##### SOURCE MATERIAL #####

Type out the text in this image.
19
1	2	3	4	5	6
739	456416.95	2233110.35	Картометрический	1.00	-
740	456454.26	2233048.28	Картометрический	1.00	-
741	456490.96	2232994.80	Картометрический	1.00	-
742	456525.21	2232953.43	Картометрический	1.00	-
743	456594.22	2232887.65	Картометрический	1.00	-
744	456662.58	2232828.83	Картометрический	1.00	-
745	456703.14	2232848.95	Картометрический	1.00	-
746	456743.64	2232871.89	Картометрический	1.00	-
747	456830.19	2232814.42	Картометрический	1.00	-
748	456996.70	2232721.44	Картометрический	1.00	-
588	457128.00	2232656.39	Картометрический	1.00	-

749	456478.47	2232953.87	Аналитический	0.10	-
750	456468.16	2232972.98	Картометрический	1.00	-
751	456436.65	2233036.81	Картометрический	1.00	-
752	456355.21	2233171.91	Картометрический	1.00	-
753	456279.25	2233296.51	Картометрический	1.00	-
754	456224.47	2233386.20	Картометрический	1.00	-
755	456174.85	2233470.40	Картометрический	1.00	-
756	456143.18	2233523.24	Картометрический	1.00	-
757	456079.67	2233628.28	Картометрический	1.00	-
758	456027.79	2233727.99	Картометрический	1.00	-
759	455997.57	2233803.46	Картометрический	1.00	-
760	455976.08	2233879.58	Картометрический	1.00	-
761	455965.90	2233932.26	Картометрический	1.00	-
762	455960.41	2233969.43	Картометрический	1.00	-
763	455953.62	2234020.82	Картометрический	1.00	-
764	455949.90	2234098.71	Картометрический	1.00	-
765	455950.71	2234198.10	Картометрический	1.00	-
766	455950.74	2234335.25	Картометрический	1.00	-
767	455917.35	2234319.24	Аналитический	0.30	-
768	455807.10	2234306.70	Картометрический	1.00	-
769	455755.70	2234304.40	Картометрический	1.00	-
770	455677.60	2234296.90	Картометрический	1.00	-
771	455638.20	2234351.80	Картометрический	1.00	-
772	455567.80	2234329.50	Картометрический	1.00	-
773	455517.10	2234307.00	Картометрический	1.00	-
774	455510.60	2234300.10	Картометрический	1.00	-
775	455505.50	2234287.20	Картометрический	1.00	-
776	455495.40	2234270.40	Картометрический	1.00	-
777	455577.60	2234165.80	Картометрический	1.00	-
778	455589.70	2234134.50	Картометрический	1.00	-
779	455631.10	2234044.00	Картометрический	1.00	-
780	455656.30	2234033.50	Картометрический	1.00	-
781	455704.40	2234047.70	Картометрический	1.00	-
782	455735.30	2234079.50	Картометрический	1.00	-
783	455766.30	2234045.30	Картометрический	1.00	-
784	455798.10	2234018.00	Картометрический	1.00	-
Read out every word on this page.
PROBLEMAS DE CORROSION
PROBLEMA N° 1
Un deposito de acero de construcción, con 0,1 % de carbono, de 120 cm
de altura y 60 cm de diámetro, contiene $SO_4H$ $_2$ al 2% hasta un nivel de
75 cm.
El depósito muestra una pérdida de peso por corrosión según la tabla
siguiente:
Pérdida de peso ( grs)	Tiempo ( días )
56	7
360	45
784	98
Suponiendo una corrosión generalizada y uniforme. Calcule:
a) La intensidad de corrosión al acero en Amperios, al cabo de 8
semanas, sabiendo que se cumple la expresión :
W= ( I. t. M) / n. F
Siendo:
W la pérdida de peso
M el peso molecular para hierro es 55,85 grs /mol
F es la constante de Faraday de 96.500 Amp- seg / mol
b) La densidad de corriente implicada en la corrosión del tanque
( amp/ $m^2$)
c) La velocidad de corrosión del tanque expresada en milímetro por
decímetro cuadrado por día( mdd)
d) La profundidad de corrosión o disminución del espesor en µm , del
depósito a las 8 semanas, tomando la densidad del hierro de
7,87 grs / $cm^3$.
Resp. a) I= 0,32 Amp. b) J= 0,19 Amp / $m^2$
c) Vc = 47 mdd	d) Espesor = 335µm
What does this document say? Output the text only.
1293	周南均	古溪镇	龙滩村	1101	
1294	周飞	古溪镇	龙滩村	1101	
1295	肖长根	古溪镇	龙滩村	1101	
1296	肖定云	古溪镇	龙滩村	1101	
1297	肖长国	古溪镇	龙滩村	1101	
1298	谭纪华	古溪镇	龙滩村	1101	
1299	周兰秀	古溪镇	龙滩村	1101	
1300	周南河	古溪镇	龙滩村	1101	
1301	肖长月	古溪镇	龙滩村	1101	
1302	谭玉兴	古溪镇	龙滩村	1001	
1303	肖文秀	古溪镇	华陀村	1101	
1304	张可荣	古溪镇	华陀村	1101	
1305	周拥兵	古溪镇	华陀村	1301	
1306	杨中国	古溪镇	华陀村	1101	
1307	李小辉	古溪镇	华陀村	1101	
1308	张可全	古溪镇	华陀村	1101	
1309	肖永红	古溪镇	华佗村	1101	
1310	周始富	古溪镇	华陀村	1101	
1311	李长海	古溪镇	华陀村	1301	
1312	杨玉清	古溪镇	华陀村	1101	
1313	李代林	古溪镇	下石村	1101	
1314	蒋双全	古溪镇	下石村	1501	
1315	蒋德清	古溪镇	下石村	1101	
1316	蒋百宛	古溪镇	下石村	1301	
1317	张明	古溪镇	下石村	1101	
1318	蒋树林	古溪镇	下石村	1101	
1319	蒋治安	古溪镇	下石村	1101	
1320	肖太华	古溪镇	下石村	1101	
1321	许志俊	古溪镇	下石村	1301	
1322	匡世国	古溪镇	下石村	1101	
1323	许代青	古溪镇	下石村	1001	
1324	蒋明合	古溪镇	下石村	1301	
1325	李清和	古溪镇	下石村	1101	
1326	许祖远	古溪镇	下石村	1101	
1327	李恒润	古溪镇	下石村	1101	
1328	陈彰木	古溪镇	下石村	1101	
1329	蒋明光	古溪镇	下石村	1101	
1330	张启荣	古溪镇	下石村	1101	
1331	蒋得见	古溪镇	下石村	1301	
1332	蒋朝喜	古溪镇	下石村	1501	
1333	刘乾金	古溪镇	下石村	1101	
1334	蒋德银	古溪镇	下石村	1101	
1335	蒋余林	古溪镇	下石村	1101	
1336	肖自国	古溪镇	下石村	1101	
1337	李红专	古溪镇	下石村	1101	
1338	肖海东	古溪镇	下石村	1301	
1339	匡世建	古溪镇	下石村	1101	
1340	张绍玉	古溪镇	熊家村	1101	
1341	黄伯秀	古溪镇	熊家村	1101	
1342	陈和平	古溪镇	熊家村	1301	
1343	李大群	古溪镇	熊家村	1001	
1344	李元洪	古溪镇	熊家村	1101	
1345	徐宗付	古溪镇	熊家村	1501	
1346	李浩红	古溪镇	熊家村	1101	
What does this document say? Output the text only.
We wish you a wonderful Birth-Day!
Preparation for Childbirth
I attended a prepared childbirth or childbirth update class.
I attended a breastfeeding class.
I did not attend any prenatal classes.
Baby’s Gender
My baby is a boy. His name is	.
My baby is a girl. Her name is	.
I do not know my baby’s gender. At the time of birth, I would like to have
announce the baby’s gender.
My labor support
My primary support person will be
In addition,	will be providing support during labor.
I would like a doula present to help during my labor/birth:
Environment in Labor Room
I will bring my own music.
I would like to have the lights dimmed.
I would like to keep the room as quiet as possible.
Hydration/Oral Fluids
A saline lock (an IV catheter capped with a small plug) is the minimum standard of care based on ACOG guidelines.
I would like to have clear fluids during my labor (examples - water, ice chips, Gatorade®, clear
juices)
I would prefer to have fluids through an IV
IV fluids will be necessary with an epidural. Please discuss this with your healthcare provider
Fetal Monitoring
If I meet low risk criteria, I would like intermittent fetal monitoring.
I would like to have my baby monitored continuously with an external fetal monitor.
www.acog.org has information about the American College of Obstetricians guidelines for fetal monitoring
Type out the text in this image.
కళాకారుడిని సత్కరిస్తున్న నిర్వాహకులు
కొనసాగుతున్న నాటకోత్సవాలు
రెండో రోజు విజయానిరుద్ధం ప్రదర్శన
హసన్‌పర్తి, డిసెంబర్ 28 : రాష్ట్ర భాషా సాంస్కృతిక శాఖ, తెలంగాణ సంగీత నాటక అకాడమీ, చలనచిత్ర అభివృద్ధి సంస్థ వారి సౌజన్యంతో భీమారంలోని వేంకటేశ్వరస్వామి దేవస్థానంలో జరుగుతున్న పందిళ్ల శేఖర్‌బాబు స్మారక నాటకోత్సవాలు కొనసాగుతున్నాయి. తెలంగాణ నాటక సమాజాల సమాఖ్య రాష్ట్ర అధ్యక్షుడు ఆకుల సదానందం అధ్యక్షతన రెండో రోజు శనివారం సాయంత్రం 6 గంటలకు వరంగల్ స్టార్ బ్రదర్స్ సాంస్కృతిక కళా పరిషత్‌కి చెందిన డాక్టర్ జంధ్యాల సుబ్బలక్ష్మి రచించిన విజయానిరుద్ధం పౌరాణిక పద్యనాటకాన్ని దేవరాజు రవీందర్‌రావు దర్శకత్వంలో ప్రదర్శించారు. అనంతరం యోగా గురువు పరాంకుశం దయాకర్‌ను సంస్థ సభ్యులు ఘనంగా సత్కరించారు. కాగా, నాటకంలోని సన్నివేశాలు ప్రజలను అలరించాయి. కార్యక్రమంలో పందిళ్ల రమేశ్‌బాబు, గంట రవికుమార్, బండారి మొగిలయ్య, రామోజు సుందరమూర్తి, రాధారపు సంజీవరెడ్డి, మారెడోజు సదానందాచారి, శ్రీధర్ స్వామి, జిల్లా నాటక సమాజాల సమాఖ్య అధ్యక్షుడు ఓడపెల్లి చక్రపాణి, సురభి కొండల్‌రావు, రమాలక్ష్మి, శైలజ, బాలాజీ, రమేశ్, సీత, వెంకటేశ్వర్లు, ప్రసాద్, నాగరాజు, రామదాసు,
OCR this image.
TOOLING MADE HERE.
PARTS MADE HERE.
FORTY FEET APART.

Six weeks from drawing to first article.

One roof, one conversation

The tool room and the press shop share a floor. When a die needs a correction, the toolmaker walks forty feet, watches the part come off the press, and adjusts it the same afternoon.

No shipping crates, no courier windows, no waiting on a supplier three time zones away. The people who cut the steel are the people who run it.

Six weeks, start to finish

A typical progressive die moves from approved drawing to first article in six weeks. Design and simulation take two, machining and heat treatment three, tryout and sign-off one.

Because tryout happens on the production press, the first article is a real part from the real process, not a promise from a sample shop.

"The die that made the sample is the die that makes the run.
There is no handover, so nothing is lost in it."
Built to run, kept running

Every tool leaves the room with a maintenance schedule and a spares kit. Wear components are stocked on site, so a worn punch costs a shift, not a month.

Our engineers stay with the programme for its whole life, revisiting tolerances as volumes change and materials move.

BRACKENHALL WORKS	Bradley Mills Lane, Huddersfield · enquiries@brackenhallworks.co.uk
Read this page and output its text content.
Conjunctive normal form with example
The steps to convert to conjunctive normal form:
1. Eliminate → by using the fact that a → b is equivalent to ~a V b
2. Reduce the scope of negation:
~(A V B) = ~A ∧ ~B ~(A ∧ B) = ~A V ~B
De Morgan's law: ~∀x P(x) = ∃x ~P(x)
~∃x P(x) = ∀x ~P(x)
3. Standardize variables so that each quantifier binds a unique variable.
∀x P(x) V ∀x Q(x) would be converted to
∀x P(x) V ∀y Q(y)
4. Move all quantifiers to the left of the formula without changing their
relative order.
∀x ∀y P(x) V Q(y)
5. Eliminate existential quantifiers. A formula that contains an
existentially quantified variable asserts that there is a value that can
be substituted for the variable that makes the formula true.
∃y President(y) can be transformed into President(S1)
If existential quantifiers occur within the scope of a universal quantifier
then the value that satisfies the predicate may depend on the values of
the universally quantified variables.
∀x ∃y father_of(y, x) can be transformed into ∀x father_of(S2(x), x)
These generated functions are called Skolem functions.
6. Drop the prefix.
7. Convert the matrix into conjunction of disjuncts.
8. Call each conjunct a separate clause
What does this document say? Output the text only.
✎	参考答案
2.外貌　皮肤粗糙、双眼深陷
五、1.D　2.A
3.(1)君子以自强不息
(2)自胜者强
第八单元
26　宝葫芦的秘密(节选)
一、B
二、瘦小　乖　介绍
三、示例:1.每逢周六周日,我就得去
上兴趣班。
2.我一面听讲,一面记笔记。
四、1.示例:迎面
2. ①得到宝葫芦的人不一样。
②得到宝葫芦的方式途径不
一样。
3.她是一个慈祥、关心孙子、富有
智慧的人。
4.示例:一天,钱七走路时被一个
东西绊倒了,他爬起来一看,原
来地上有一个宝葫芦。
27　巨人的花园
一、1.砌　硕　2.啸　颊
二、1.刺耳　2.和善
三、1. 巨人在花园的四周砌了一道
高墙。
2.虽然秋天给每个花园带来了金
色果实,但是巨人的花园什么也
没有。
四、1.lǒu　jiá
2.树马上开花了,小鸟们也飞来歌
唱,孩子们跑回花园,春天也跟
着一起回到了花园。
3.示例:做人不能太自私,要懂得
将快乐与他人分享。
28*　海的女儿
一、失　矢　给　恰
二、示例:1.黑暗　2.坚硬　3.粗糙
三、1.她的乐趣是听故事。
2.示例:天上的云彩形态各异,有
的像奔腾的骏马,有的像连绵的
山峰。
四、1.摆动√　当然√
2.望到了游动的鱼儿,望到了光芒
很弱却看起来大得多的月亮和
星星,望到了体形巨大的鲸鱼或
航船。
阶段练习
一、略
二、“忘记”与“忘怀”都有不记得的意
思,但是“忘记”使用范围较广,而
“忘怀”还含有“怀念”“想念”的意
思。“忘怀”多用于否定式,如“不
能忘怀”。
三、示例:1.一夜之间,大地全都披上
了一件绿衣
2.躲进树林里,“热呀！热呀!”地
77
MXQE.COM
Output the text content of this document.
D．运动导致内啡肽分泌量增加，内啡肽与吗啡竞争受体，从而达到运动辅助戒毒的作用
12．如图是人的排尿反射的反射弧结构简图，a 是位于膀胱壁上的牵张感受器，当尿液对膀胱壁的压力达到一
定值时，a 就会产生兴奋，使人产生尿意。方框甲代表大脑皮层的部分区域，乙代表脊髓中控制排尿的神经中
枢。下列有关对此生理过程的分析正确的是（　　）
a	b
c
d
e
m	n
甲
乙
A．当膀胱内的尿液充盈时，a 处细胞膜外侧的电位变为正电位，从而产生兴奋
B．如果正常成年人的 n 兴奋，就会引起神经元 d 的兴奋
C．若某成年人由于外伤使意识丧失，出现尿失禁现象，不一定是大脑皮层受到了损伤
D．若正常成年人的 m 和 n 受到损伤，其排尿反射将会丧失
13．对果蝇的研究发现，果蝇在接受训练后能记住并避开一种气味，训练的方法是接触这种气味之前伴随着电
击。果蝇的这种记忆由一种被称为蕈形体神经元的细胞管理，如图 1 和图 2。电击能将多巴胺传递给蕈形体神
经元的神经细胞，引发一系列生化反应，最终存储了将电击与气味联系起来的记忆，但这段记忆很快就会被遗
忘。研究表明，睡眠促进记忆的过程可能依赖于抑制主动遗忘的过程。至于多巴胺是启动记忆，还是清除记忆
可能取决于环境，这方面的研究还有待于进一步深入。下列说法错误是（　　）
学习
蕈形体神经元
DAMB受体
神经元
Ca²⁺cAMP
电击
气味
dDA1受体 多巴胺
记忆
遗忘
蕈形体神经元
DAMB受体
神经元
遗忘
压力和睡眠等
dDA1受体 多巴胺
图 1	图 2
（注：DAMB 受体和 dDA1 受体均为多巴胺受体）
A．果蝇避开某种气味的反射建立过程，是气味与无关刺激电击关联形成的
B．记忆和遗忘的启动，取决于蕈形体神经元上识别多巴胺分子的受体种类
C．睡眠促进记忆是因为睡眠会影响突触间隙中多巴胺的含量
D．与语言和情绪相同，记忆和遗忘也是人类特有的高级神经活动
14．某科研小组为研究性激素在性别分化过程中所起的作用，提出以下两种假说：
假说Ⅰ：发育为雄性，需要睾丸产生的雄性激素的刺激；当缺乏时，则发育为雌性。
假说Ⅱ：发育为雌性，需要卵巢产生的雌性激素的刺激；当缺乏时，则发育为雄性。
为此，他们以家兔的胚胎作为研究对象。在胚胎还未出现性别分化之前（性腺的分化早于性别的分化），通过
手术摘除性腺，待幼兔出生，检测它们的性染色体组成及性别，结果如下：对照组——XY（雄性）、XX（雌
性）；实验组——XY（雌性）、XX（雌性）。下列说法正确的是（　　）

#####

* _DIRECTION_: Find "weeks". Copy every line it occurs in.

* _WORKED SOLUTION_:
Six weeks from drawing to first article.
Six weeks, start to finish
A typical progressive die moves from approved drawing to first article in six weeks. Design and simulation take two, machining and heat treatment three, tryout and sign-off one.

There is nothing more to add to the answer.